Start

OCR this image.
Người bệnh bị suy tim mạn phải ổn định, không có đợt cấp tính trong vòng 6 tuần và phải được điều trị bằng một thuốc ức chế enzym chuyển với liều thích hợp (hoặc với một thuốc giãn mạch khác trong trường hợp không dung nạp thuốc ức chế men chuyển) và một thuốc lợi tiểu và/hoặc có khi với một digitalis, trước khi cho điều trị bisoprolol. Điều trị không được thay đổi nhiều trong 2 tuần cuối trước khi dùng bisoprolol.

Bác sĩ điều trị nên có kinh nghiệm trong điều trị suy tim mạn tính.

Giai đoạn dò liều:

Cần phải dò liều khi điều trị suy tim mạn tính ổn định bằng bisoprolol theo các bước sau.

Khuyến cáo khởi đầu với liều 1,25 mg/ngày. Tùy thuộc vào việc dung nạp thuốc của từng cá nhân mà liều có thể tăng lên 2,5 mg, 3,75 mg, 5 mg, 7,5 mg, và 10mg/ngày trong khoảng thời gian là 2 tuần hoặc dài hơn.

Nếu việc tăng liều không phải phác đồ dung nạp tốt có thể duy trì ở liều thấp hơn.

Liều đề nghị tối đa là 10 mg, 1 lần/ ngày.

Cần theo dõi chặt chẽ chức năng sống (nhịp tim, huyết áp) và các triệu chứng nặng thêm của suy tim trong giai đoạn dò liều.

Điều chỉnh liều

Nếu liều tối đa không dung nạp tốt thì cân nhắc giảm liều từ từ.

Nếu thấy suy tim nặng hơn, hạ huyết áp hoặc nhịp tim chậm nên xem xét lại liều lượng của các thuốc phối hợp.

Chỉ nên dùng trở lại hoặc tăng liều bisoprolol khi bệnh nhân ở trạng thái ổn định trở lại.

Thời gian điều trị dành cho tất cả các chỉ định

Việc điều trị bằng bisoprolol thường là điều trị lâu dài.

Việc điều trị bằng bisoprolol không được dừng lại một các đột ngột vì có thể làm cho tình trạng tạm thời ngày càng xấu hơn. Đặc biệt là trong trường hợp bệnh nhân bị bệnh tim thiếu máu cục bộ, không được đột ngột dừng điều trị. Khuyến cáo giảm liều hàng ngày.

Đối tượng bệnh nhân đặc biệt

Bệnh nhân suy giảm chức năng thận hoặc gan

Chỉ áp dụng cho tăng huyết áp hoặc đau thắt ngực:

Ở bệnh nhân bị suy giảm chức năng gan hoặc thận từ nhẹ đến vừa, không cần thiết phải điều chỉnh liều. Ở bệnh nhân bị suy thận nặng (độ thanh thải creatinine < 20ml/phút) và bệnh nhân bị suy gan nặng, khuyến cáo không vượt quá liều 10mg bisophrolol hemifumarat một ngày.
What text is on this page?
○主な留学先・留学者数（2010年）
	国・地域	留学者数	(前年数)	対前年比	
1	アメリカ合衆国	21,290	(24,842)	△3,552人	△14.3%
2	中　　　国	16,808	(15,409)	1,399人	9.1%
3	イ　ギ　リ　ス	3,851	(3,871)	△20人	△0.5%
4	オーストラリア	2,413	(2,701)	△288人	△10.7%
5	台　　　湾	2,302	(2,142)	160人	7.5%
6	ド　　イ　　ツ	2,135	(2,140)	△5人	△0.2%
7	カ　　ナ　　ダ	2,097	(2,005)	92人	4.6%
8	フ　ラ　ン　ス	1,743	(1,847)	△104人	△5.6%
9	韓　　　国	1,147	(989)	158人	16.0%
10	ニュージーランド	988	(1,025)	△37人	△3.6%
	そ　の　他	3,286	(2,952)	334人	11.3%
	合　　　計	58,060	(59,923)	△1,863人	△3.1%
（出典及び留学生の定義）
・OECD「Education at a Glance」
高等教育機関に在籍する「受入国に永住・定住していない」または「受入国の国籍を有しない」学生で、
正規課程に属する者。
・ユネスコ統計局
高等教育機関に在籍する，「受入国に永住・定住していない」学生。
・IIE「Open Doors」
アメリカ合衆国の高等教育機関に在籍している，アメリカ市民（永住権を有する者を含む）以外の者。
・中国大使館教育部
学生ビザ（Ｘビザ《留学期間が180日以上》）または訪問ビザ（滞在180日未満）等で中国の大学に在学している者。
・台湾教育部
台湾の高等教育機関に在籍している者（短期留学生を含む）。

End

Copy out every line of the material above that mentions the word "nặng".

Cần theo dõi chặt chẽ chức năng sống (nhịp tim, huyết áp) và các triệu chứng nặng thêm của suy tim trong giai đoạn dò liều.
Nếu thấy suy tim nặng hơn, hạ huyết áp hoặc nhịp tim chậm nên xem xét lại liều lượng của các thuốc phối hợp.
Ở bệnh nhân bị suy giảm chức năng gan hoặc thận từ nhẹ đến vừa, không cần thiết phải điều chỉnh liều. Ở bệnh nhân bị suy thận nặng (độ thanh thải creatinine < 20ml/phút) và bệnh nhân bị suy gan nặng, khuyến cáo không vượt quá liều 10mg bisophrolol hemifumarat một ngày.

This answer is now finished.